[Recorded data]
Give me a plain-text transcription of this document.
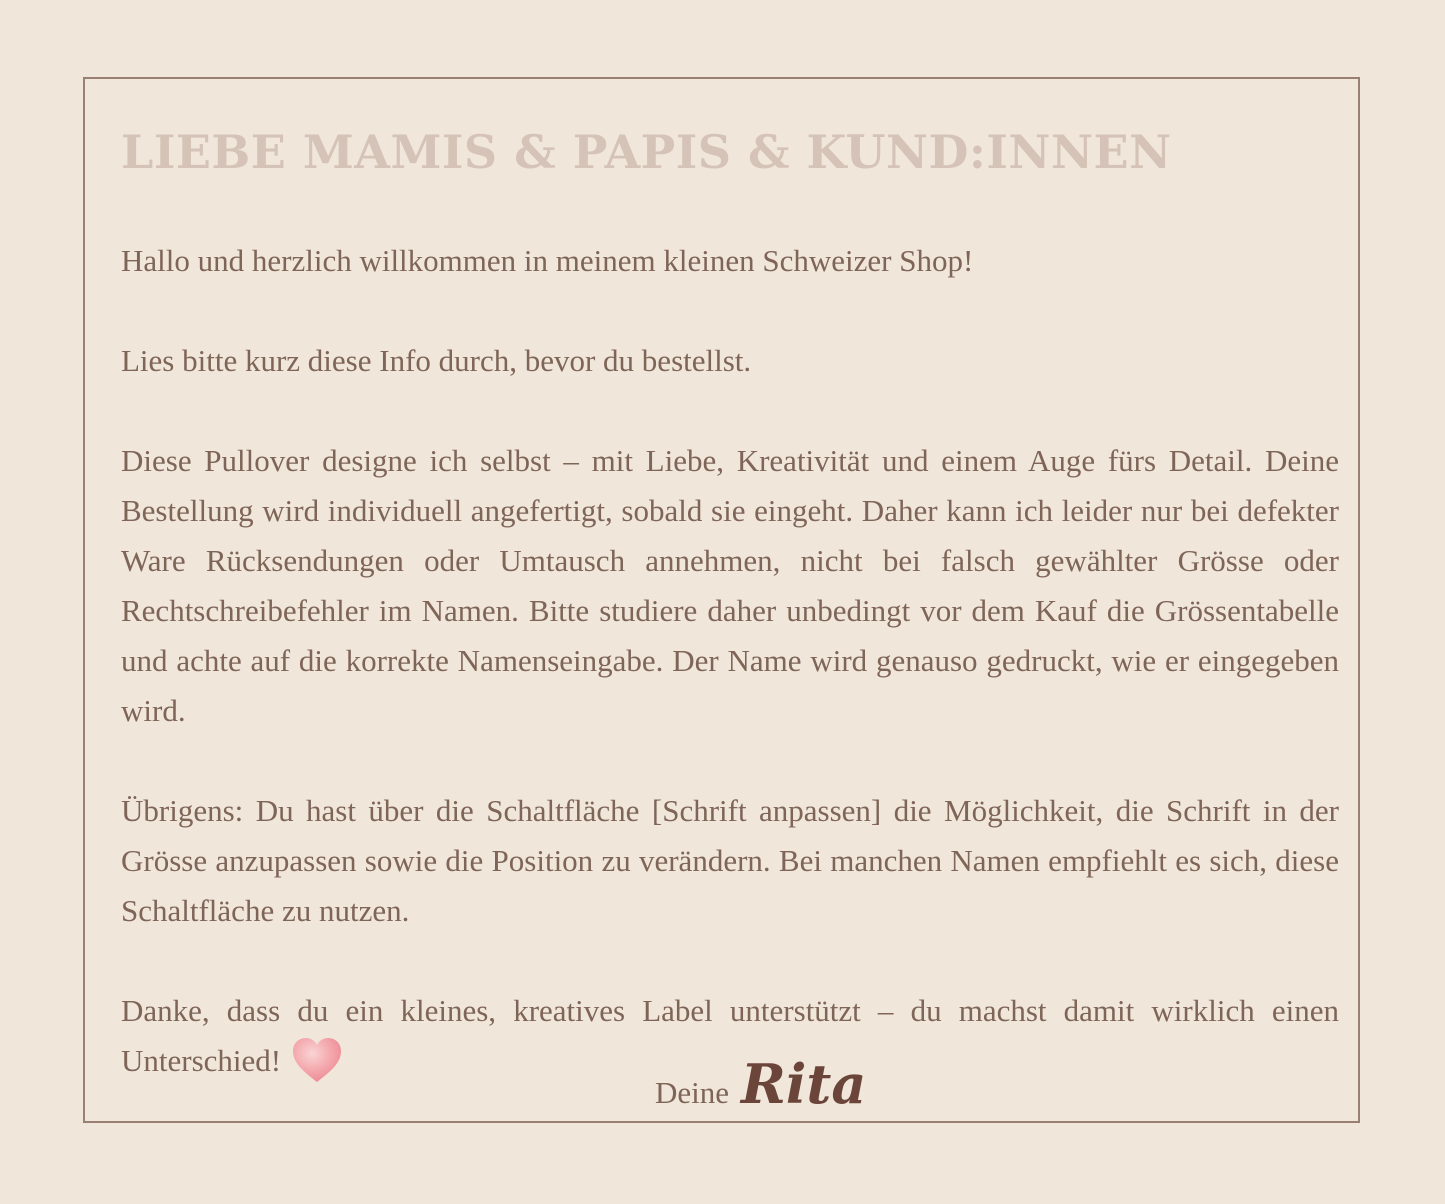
LIEBE MAMIS & PAPIS & KUND:INNEN

Hallo und herzlich willkommen in meinem kleinen Schweizer Shop!

Lies bitte kurz diese Info durch, bevor du bestellst.

Diese Pullover designe ich selbst – mit Liebe, Kreativität und einem Auge fürs Detail. Deine Bestellung wird individuell angefertigt, sobald sie eingeht. Daher kann ich leider nur bei defekter Ware Rücksendungen oder Umtausch annehmen, nicht bei falsch gewählter Grösse oder Rechtschreibefehler im Namen. Bitte studiere daher unbedingt vor dem Kauf die Grössentabelle und achte auf die korrekte Namenseingabe. Der Name wird genauso gedruckt, wie er eingegeben wird.

Übrigens: Du hast über die Schaltfläche [Schrift anpassen] die Möglichkeit, die Schrift in der Grösse anzupassen sowie die Position zu verändern. Bei manchen Namen empfiehlt es sich, diese Schaltfläche zu nutzen.

Danke, dass du ein kleines, kreatives Label unterstützt – du machst damit wirklich einen Unterschied!

Deine Rita
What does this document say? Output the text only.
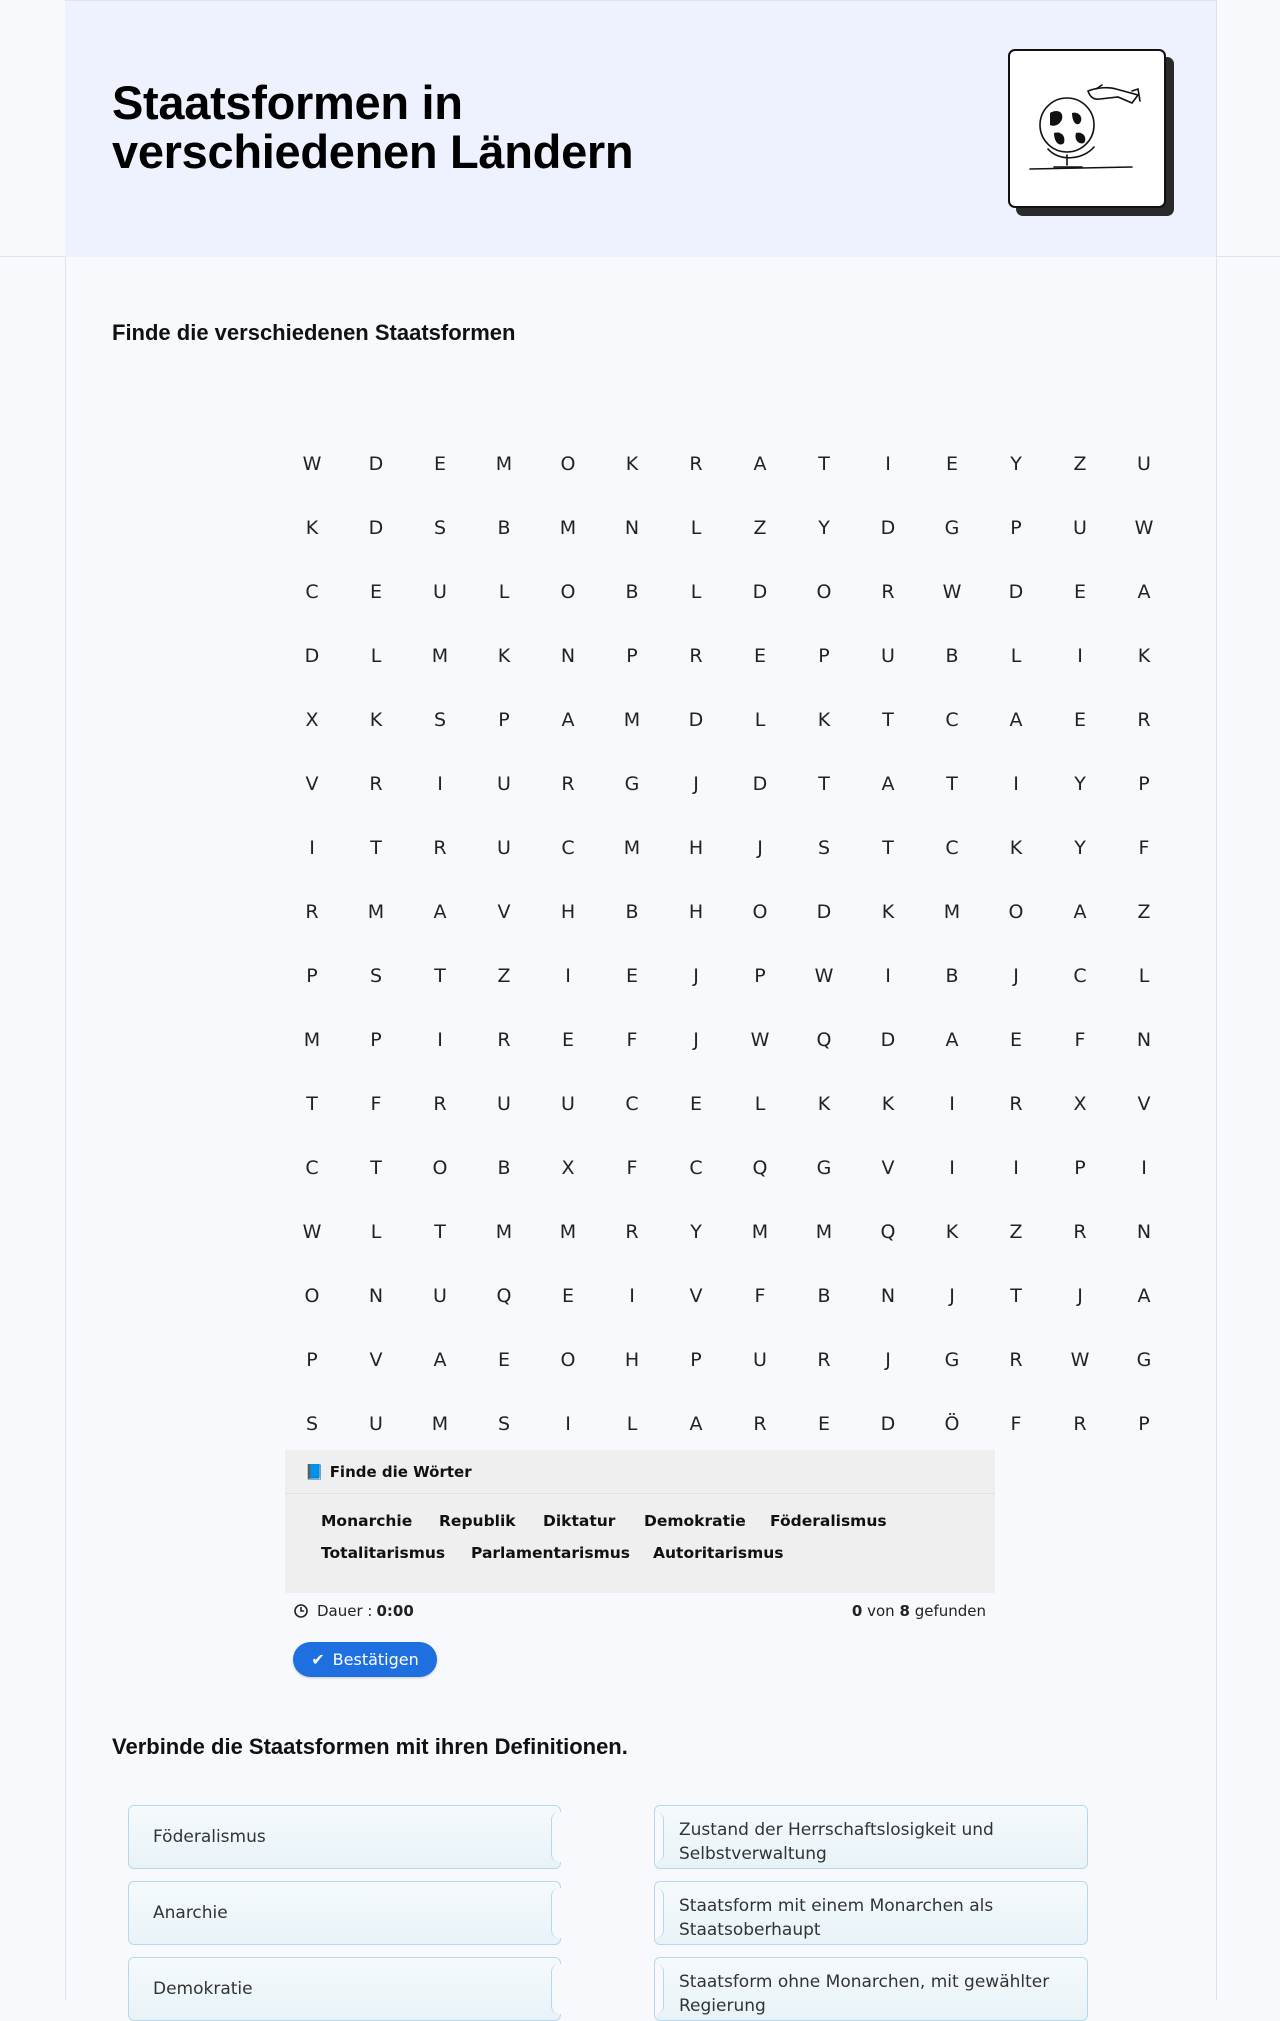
Staatsformen in verschiedenen Ländern
Finde die verschiedenen Staatsformen
W	D	E	M	O	K	R	A	T	I	E	Y	Z	U
K	D	S	B	M	N	L	Z	Y	D	G	P	U	W
C	E	U	L	O	B	L	D	O	R	W	D	E	A
D	L	M	K	N	P	R	E	P	U	B	L	I	K
X	K	S	P	A	M	D	L	K	T	C	A	E	R
V	R	I	U	R	G	J	D	T	A	T	I	Y	P
I	T	R	U	C	M	H	J	S	T	C	K	Y	F
R	M	A	V	H	B	H	O	D	K	M	O	A	Z
P	S	T	Z	I	E	J	P	W	I	B	J	C	L
M	P	I	R	E	F	J	W	Q	D	A	E	F	N
T	F	R	U	U	C	E	L	K	K	I	R	X	V
C	T	O	B	X	F	C	Q	G	V	I	I	P	I
W	L	T	M	M	R	Y	M	M	Q	K	Z	R	N
O	N	U	Q	E	I	V	F	B	N	J	T	J	A
P	V	A	E	O	H	P	U	R	J	G	R	W	G
S	U	M	S	I	L	A	R	E	D	Ö	F	R	P
📘 Finde die Wörter
Monarchie Republik Diktatur Demokratie Föderalismus
Totalitarismus Parlamentarismus Autoritarismus
Dauer : 0:00	0 von 8 gefunden
✔ Bestätigen
Verbinde die Staatsformen mit ihren Definitionen.
Föderalismus
Anarchie
Demokratie
Zustand der Herrschaftslosigkeit und Selbstverwaltung
Staatsform mit einem Monarchen als Staatsoberhaupt
Staatsform ohne Monarchen, mit gewählter Regierung
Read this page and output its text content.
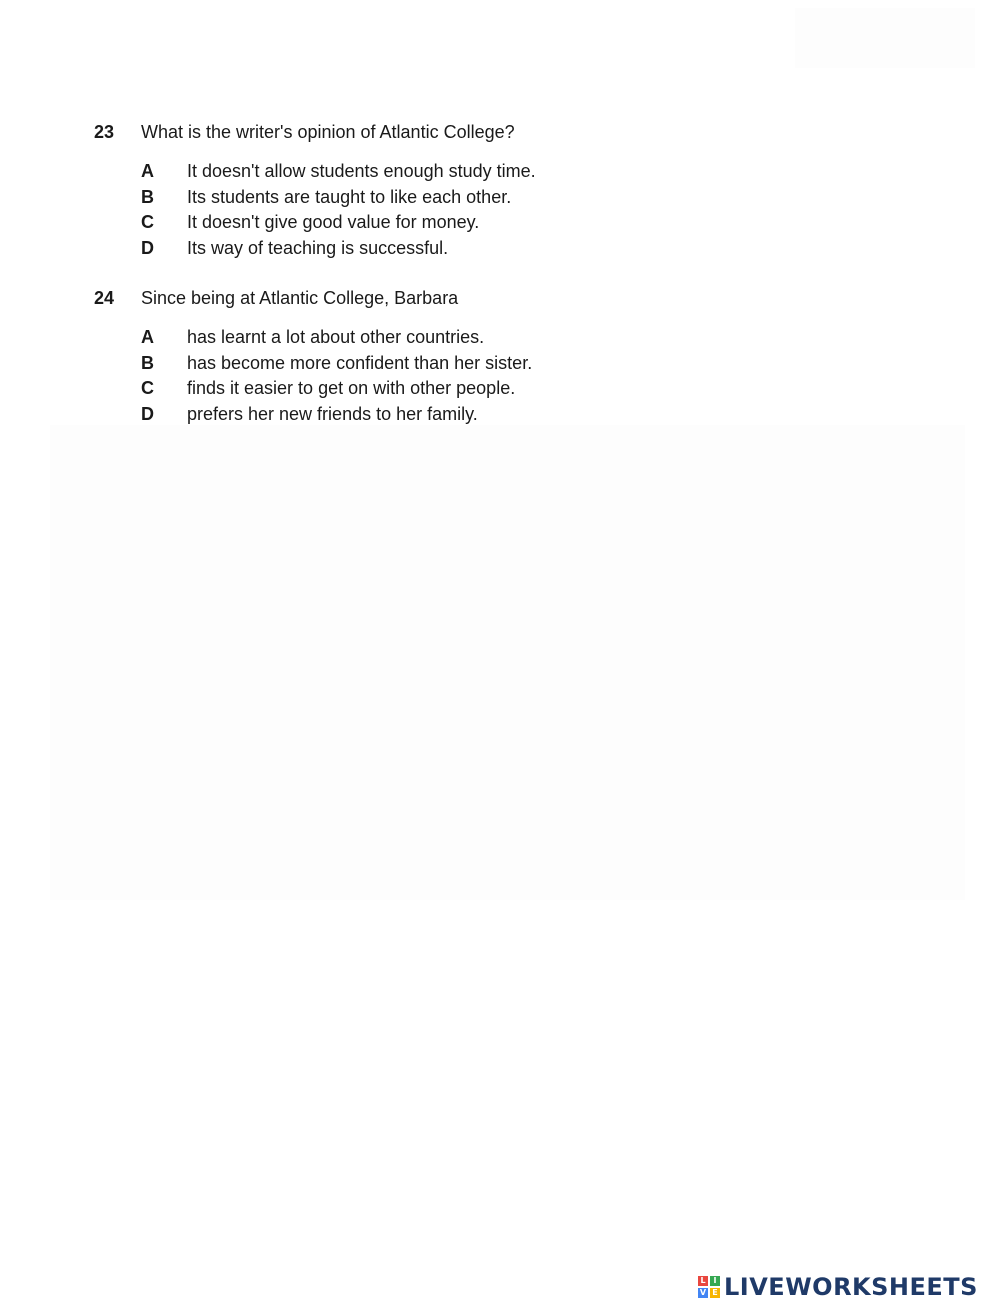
23	What is the writer's opinion of Atlantic College?
A	It doesn't allow students enough study time.
B	Its students are taught to like each other.
C	It doesn't give good value for money.
D	Its way of teaching is successful.
24	Since being at Atlantic College, Barbara
A	has learnt a lot about other countries.
B	has become more confident than her sister.
C	finds it easier to get on with other people.
D	prefers her new friends to her family.
L I
V E LIVEWORKSHEETS
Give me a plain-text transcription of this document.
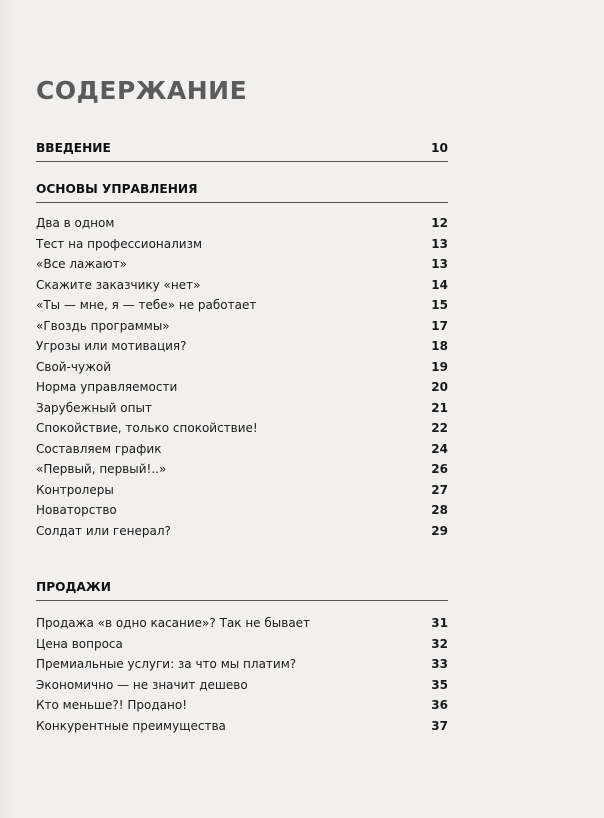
СОДЕРЖАНИЕ
ВВЕДЕНИЕ	10
ОСНОВЫ УПРАВЛЕНИЯ
Два в одном	12
Тест на профессионализм	13
«Все лажают»	13
Скажите заказчику «нет»	14
«Ты — мне, я — тебе» не работает	15
«Гвоздь программы»	17
Угрозы или мотивация?	18
Свой-чужой	19
Норма управляемости	20
Зарубежный опыт	21
Спокойствие, только спокойствие!	22
Составляем график	24
«Первый, первый!..»	26
Контролеры	27
Новаторство	28
Солдат или генерал?	29
ПРОДАЖИ
Продажа «в одно касание»? Так не бывает	31
Цена вопроса	32
Премиальные услуги: за что мы платим?	33
Экономично — не значит дешево	35
Кто меньше?! Продано!	36
Конкурентные преимущества	37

◆ THE EXERCISE
Please transcribe the material above exactly as written. Leave the pictures out.

◆ SOLVED PROBLEM
Give me a plain-text transcription of this document.
LIEBE MAMIS & PAPIS & KUND:INNEN

Hallo und herzlich willkommen in meinem kleinen Schweizer Shop!

Lies bitte kurz diese Info durch, bevor du bestellst.

Diese Pullover designe ich selbst – mit Liebe, Kreativität und einem Auge fürs Detail. Deine Bestellung wird individuell angefertigt, sobald sie eingeht. Daher kann ich leider nur bei defekter Ware Rücksendungen oder Umtausch annehmen, nicht bei falsch gewählter Grösse oder Rechtschreibefehler im Namen. Bitte studiere daher unbedingt vor dem Kauf die Grössentabelle und achte auf die korrekte Namenseingabe. Der Name wird genauso gedruckt, wie er eingegeben wird.

Übrigens: Du hast über die Schaltfläche [Schrift anpassen] die Möglichkeit, die Schrift in der Grösse anzupassen sowie die Position zu verändern. Bei manchen Namen empfiehlt es sich, diese Schaltfläche zu nutzen.

Danke, dass du ein kleines, kreatives Label unterstützt – du machst damit wirklich einen Unterschied!

Deine Rita
What does this document say? Output the text only.
Staatsformen in verschiedenen Ländern
Finde die verschiedenen Staatsformen
W	D	E	M	O	K	R	A	T	I	E	Y	Z	U
K	D	S	B	M	N	L	Z	Y	D	G	P	U	W
C	E	U	L	O	B	L	D	O	R	W	D	E	A
D	L	M	K	N	P	R	E	P	U	B	L	I	K
X	K	S	P	A	M	D	L	K	T	C	A	E	R
V	R	I	U	R	G	J	D	T	A	T	I	Y	P
I	T	R	U	C	M	H	J	S	T	C	K	Y	F
R	M	A	V	H	B	H	O	D	K	M	O	A	Z
P	S	T	Z	I	E	J	P	W	I	B	J	C	L
M	P	I	R	E	F	J	W	Q	D	A	E	F	N
T	F	R	U	U	C	E	L	K	K	I	R	X	V
C	T	O	B	X	F	C	Q	G	V	I	I	P	I
W	L	T	M	M	R	Y	M	M	Q	K	Z	R	N
O	N	U	Q	E	I	V	F	B	N	J	T	J	A
P	V	A	E	O	H	P	U	R	J	G	R	W	G
S	U	M	S	I	L	A	R	E	D	Ö	F	R	P
📘 Finde die Wörter
Monarchie Republik Diktatur Demokratie Föderalismus
Totalitarismus Parlamentarismus Autoritarismus
Dauer : 0:00	0 von 8 gefunden
✔ Bestätigen
Verbinde die Staatsformen mit ihren Definitionen.
Föderalismus
Anarchie
Demokratie
Zustand der Herrschaftslosigkeit und Selbstverwaltung
Staatsform mit einem Monarchen als Staatsoberhaupt
Staatsform ohne Monarchen, mit gewählter Regierung
Read this page and output its text content.
23	What is the writer's opinion of Atlantic College?
A	It doesn't allow students enough study time.
B	Its students are taught to like each other.
C	It doesn't give good value for money.
D	Its way of teaching is successful.
24	Since being at Atlantic College, Barbara
A	has learnt a lot about other countries.
B	has become more confident than her sister.
C	finds it easier to get on with other people.
D	prefers her new friends to her family.
L I
V E LIVEWORKSHEETS
Give me a plain-text transcription of this document.
СОДЕРЖАНИЕ
ВВЕДЕНИЕ	10
ОСНОВЫ УПРАВЛЕНИЯ
Два в одном	12
Тест на профессионализм	13
«Все лажают»	13
Скажите заказчику «нет»	14
«Ты — мне, я — тебе» не работает	15
«Гвоздь программы»	17
Угрозы или мотивация?	18
Свой-чужой	19
Норма управляемости	20
Зарубежный опыт	21
Спокойствие, только спокойствие!	22
Составляем график	24
«Первый, первый!..»	26
Контролеры	27
Новаторство	28
Солдат или генерал?	29
ПРОДАЖИ
Продажа «в одно касание»? Так не бывает	31
Цена вопроса	32
Премиальные услуги: за что мы платим?	33
Экономично — не значит дешево	35
Кто меньше?! Продано!	36
Конкурентные преимущества	37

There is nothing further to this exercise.